__WRITTEN REQUEST__.
An exact reproduction of the records is required, with all images left out.

__AVAILABLE RECORDS__.

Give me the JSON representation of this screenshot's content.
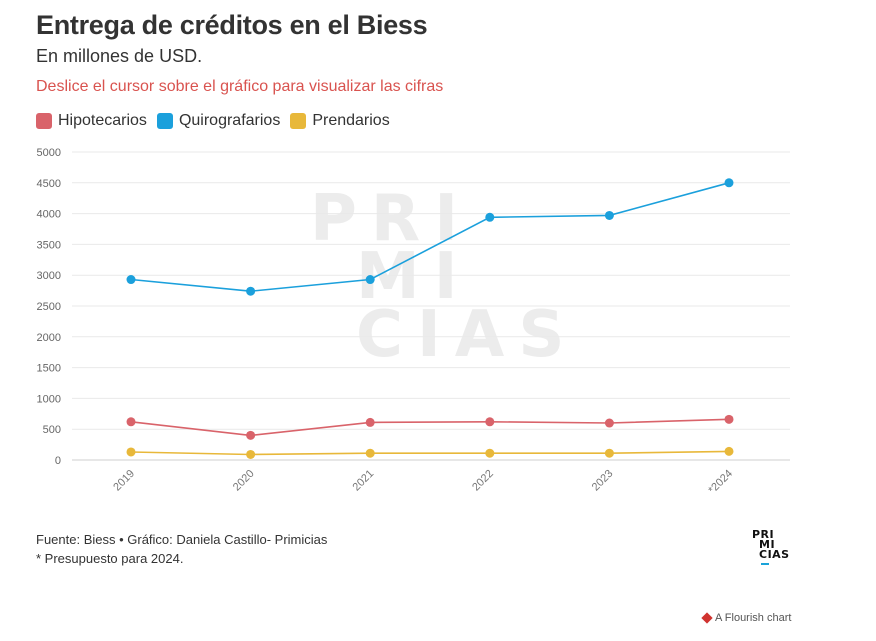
{
  "header": {
    "title": "Entrega de créditos en el Biess",
    "subtitle": "En millones de USD.",
    "hint": "Deslice el cursor sobre el gráfico para visualizar las cifras"
  },
  "legend": [
    {
      "label": "Hipotecarios",
      "color": "#d9636a"
    },
    {
      "label": "Quirografarios",
      "color": "#1ba0dc"
    },
    {
      "label": "Prendarios",
      "color": "#e8b83a"
    }
  ],
  "watermark": {
    "line1": "PRI",
    "line2": "MI",
    "line3": "CIAS"
  },
  "chart_data": {
    "type": "line",
    "categories": [
      "2019",
      "2020",
      "2021",
      "2022",
      "2023",
      "*2024"
    ],
    "series": [
      {
        "name": "Hipotecarios",
        "color": "#d9636a",
        "values": [
          620,
          400,
          610,
          620,
          600,
          660
        ]
      },
      {
        "name": "Quirografarios",
        "color": "#1ba0dc",
        "values": [
          2930,
          2740,
          2930,
          3940,
          3970,
          4500
        ]
      },
      {
        "name": "Prendarios",
        "color": "#e8b83a",
        "values": [
          130,
          90,
          110,
          110,
          110,
          140
        ]
      }
    ],
    "ylim": [
      0,
      5000
    ],
    "yticks": [
      0,
      500,
      1000,
      1500,
      2000,
      2500,
      3000,
      3500,
      4000,
      4500,
      5000
    ],
    "title": "Entrega de créditos en el Biess",
    "xlabel": "",
    "ylabel": ""
  },
  "footer": {
    "source": "Fuente: Biess • Gráfico: Daniela Castillo- Primicias",
    "note": "* Presupuesto para 2024.",
    "logo_line1": "PRI",
    "logo_line2": "MI",
    "logo_line3": "CIAS",
    "flourish": "A Flourish chart"
  }
}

__RESULT OF THIS EXERCISE__.
Give me the JSON representation of this screenshot's content.
{
  "header": {
    "title": "Entrega de créditos en el Biess",
    "subtitle": "En millones de USD.",
    "hint": "Deslice el cursor sobre el gráfico para visualizar las cifras"
  },
  "legend": [
    {
      "label": "Hipotecarios",
      "color": "#d9636a"
    },
    {
      "label": "Quirografarios",
      "color": "#1ba0dc"
    },
    {
      "label": "Prendarios",
      "color": "#e8b83a"
    }
  ],
  "watermark": {
    "line1": "PRI",
    "line2": "MI",
    "line3": "CIAS"
  },
  "chart_data": {
    "type": "line",
    "categories": [
      "2019",
      "2020",
      "2021",
      "2022",
      "2023",
      "*2024"
    ],
    "series": [
      {
        "name": "Hipotecarios",
        "color": "#d9636a",
        "values": [
          620,
          400,
          610,
          620,
          600,
          660
        ]
      },
      {
        "name": "Quirografarios",
        "color": "#1ba0dc",
        "values": [
          2930,
          2740,
          2930,
          3940,
          3970,
          4500
        ]
      },
      {
        "name": "Prendarios",
        "color": "#e8b83a",
        "values": [
          130,
          90,
          110,
          110,
          110,
          140
        ]
      }
    ],
    "ylim": [
      0,
      5000
    ],
    "yticks": [
      0,
      500,
      1000,
      1500,
      2000,
      2500,
      3000,
      3500,
      4000,
      4500,
      5000
    ],
    "title": "Entrega de créditos en el Biess",
    "xlabel": "",
    "ylabel": ""
  },
  "footer": {
    "source": "Fuente: Biess • Gráfico: Daniela Castillo- Primicias",
    "note": "* Presupuesto para 2024.",
    "logo_line1": "PRI",
    "logo_line2": "MI",
    "logo_line3": "CIAS",
    "flourish": "A Flourish chart"
  }
}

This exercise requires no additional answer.